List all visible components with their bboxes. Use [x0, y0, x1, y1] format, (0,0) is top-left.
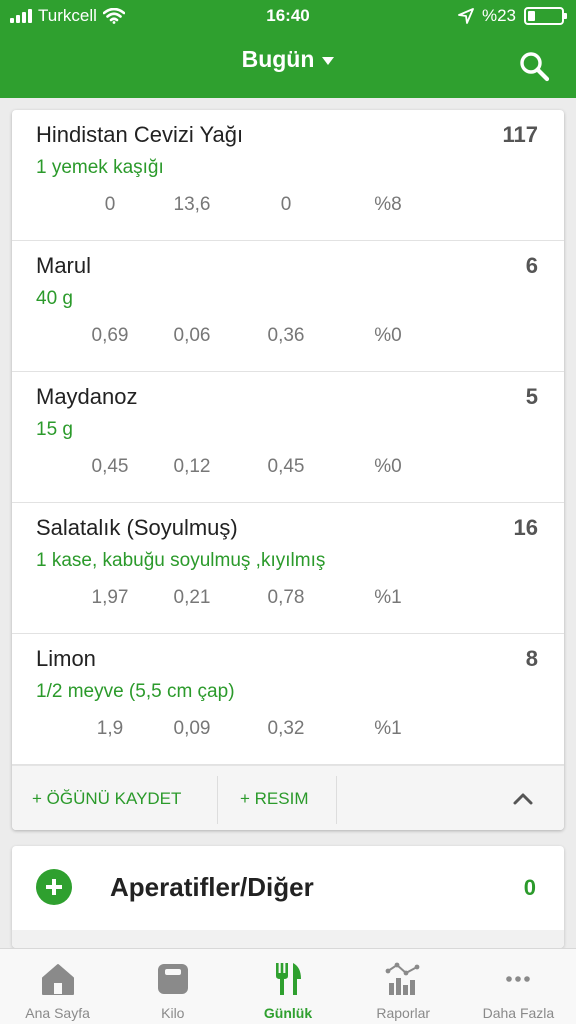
caret-down-icon — [322, 56, 335, 65]
meal-section-title: Aperatifler/Diğer — [110, 872, 314, 902]
chart-icon — [385, 962, 420, 995]
nutrient-value: 0 — [104, 194, 116, 215]
scale-icon — [157, 964, 188, 994]
nutrient-value: %1 — [374, 718, 402, 739]
save-meal-button[interactable]: + ÖĞÜNÜ KAYDET — [32, 766, 181, 830]
date-selector[interactable]: Bugün — [0, 46, 576, 73]
food-calories: 117 — [502, 122, 539, 147]
food-row[interactable]: Limon 1/2 meyve (5,5 cm çap) 8 1,9 0,09 … — [12, 634, 564, 765]
status-bar: Turkcell 16:40 %23 — [0, 0, 576, 34]
nutrient-value: %0 — [374, 456, 402, 477]
battery-percent: %23 — [481, 6, 516, 25]
food-name: Maydanoz — [36, 384, 138, 409]
home-icon — [41, 964, 74, 995]
food-amount: 40 g — [36, 288, 73, 309]
location-arrow-icon — [458, 8, 474, 24]
tab-diary[interactable]: Günlük — [230, 949, 345, 1024]
add-photo-button[interactable]: + RESIM — [240, 766, 309, 830]
food-name: Limon — [36, 646, 96, 671]
food-row[interactable]: Marul 40 g 6 0,69 0,06 0,36 %0 — [12, 241, 564, 372]
nutrient-value: 1,97 — [91, 587, 129, 608]
chevron-up-icon[interactable] — [508, 784, 538, 814]
add-snack-button[interactable] — [36, 869, 72, 905]
meal-actions: + ÖĞÜNÜ KAYDET + RESIM — [12, 765, 564, 830]
tab-label: Kilo — [161, 1005, 185, 1021]
nutrient-value: 0 — [280, 194, 292, 215]
food-name: Salatalık (Soyulmuş) — [36, 515, 238, 540]
nutrient-value: 0,45 — [91, 456, 129, 477]
page-title: Bugün — [241, 46, 315, 72]
food-amount: 1 yemek kaşığı — [36, 157, 164, 178]
nutrient-value: %0 — [374, 325, 402, 346]
nutrient-value: 0,78 — [267, 587, 305, 608]
card-footer — [12, 930, 564, 948]
food-calories: 5 — [525, 384, 538, 409]
food-calories: 8 — [525, 646, 538, 671]
top-bar: Turkcell 16:40 %23 Bugün — [0, 0, 576, 98]
food-amount: 1/2 meyve (5,5 cm çap) — [36, 681, 235, 702]
tab-label: Günlük — [263, 1005, 313, 1021]
more-icon — [506, 976, 531, 982]
tab-label: Daha Fazla — [482, 1005, 555, 1021]
tab-label: Ana Sayfa — [25, 1005, 90, 1021]
nutrient-value: 0,06 — [173, 325, 211, 346]
bottom-nav: Ana Sayfa Kilo Günlük Raporlar Daha Fazl… — [0, 948, 576, 1024]
food-name: Marul — [36, 253, 92, 278]
tab-home[interactable]: Ana Sayfa — [0, 949, 115, 1024]
nutrient-value: %8 — [374, 194, 402, 215]
nutrient-value: 0,09 — [173, 718, 211, 739]
nutrient-value: 0,21 — [173, 587, 211, 608]
nutrient-value: 0,45 — [267, 456, 305, 477]
nutrient-value: 0,36 — [267, 325, 305, 346]
nutrient-value: 1,9 — [96, 718, 124, 739]
food-name: Hindistan Cevizi Yağı — [36, 122, 244, 147]
tab-weight[interactable]: Kilo — [115, 949, 230, 1024]
divider — [217, 776, 218, 824]
food-amount: 1 kase, kabuğu soyulmuş ,kıyılmış — [36, 550, 326, 571]
tab-label: Raporlar — [376, 1005, 431, 1021]
tab-more[interactable]: Daha Fazla — [461, 949, 576, 1024]
nutrient-value: 0,69 — [91, 325, 129, 346]
battery-icon — [524, 7, 567, 25]
meal-card: Hindistan Cevizi Yağı 1 yemek kaşığı 117… — [12, 110, 564, 830]
food-row[interactable]: Hindistan Cevizi Yağı 1 yemek kaşığı 117… — [12, 110, 564, 241]
nutrient-value: 0,32 — [267, 718, 305, 739]
nutrient-value: %1 — [374, 587, 402, 608]
meal-calories: 0 — [523, 875, 536, 900]
fork-knife-icon — [276, 963, 301, 995]
snacks-card: Aperatifler/Diğer 0 — [12, 846, 564, 948]
nutrient-value: 0,12 — [173, 456, 211, 477]
nutrient-value: 13,6 — [173, 194, 211, 215]
food-calories: 16 — [513, 515, 538, 540]
food-calories: 6 — [525, 253, 538, 278]
status-right: %23 — [458, 6, 567, 26]
food-amount: 15 g — [36, 419, 73, 440]
divider — [336, 776, 337, 824]
food-row[interactable]: Salatalık (Soyulmuş) 1 kase, kabuğu soyu… — [12, 503, 564, 634]
food-row[interactable]: Maydanoz 15 g 5 0,45 0,12 0,45 %0 — [12, 372, 564, 503]
search-icon[interactable] — [518, 50, 550, 82]
tab-reports[interactable]: Raporlar — [346, 949, 461, 1024]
━━━━━━━━━━━━━━━━━━━━━━━━━━━━━━
#### WRITTEN PROBLEM
Can you give back every row above word for word, leaving out the picture placeholder?

#### OUTPUT FOR THIS TASK
List all visible components with their bboxes. Use [x0, y0, x1, y1] format, (0,0) is top-left.
caret-down-icon — [322, 56, 335, 65]
meal-section-title: Aperatifler/Diğer — [110, 872, 314, 902]
chart-icon — [385, 962, 420, 995]
nutrient-value: 0 — [104, 194, 116, 215]
scale-icon — [157, 964, 188, 994]
nutrient-value: %1 — [374, 718, 402, 739]
save-meal-button[interactable]: + ÖĞÜNÜ KAYDET — [32, 766, 181, 830]
date-selector[interactable]: Bugün — [0, 46, 576, 73]
food-calories: 117 — [502, 122, 539, 147]
food-row[interactable]: Limon 1/2 meyve (5,5 cm çap) 8 1,9 0,09 … — [12, 634, 564, 765]
status-bar: Turkcell 16:40 %23 — [0, 0, 576, 34]
nutrient-value: %0 — [374, 456, 402, 477]
battery-percent: %23 — [481, 6, 516, 25]
food-name: Maydanoz — [36, 384, 138, 409]
home-icon — [41, 964, 74, 995]
food-amount: 40 g — [36, 288, 73, 309]
location-arrow-icon — [458, 8, 474, 24]
tab-diary[interactable]: Günlük — [230, 949, 345, 1024]
add-photo-button[interactable]: + RESIM — [240, 766, 309, 830]
food-name: Limon — [36, 646, 96, 671]
food-row[interactable]: Marul 40 g 6 0,69 0,06 0,36 %0 — [12, 241, 564, 372]
nutrient-value: 1,97 — [91, 587, 129, 608]
chevron-up-icon[interactable] — [508, 784, 538, 814]
add-snack-button[interactable] — [36, 869, 72, 905]
meal-actions: + ÖĞÜNÜ KAYDET + RESIM — [12, 765, 564, 830]
tab-label: Kilo — [161, 1005, 185, 1021]
nutrient-value: 0 — [280, 194, 292, 215]
food-name: Salatalık (Soyulmuş) — [36, 515, 238, 540]
nutrient-value: 0,45 — [91, 456, 129, 477]
page-title: Bugün — [241, 46, 315, 72]
food-amount: 1 yemek kaşığı — [36, 157, 164, 178]
nutrient-value: %0 — [374, 325, 402, 346]
nutrient-value: 0,78 — [267, 587, 305, 608]
card-footer — [12, 930, 564, 948]
food-calories: 5 — [525, 384, 538, 409]
food-calories: 8 — [525, 646, 538, 671]
top-bar: Turkcell 16:40 %23 Bugün — [0, 0, 576, 98]
food-amount: 1/2 meyve (5,5 cm çap) — [36, 681, 235, 702]
tab-label: Günlük — [263, 1005, 313, 1021]
more-icon — [506, 976, 531, 982]
tab-label: Daha Fazla — [482, 1005, 555, 1021]
tab-label: Ana Sayfa — [25, 1005, 90, 1021]
nutrient-value: 0,06 — [173, 325, 211, 346]
bottom-nav: Ana Sayfa Kilo Günlük Raporlar Daha Fazl… — [0, 948, 576, 1024]
food-name: Marul — [36, 253, 92, 278]
tab-home[interactable]: Ana Sayfa — [0, 949, 115, 1024]
nutrient-value: %8 — [374, 194, 402, 215]
nutrient-value: 0,09 — [173, 718, 211, 739]
nutrient-value: 0,21 — [173, 587, 211, 608]
nutrient-value: 0,45 — [267, 456, 305, 477]
nutrient-value: 0,36 — [267, 325, 305, 346]
nutrient-value: 1,9 — [96, 718, 124, 739]
food-name: Hindistan Cevizi Yağı — [36, 122, 244, 147]
tab-weight[interactable]: Kilo — [115, 949, 230, 1024]
divider — [217, 776, 218, 824]
food-amount: 1 kase, kabuğu soyulmuş ,kıyılmış — [36, 550, 326, 571]
tab-label: Raporlar — [376, 1005, 431, 1021]
tab-more[interactable]: Daha Fazla — [461, 949, 576, 1024]
nutrient-value: 0,69 — [91, 325, 129, 346]
battery-icon — [524, 7, 567, 25]
meal-card: Hindistan Cevizi Yağı 1 yemek kaşığı 117… — [12, 110, 564, 830]
food-row[interactable]: Hindistan Cevizi Yağı 1 yemek kaşığı 117… — [12, 110, 564, 241]
nutrient-value: 0,32 — [267, 718, 305, 739]
nutrient-value: %1 — [374, 587, 402, 608]
meal-calories: 0 — [523, 875, 536, 900]
fork-knife-icon — [276, 963, 301, 995]
snacks-card: Aperatifler/Diğer 0 — [12, 846, 564, 948]
nutrient-value: 0,12 — [173, 456, 211, 477]
nutrient-value: 13,6 — [173, 194, 211, 215]
food-calories: 16 — [513, 515, 538, 540]
food-calories: 6 — [525, 253, 538, 278]
status-right: %23 — [458, 6, 567, 26]
food-amount: 15 g — [36, 419, 73, 440]
divider — [336, 776, 337, 824]
food-row[interactable]: Salatalık (Soyulmuş) 1 kase, kabuğu soyu… — [12, 503, 564, 634]
food-row[interactable]: Maydanoz 15 g 5 0,45 0,12 0,45 %0 — [12, 372, 564, 503]
search-icon[interactable] — [518, 50, 550, 82]
tab-reports[interactable]: Raporlar — [346, 949, 461, 1024]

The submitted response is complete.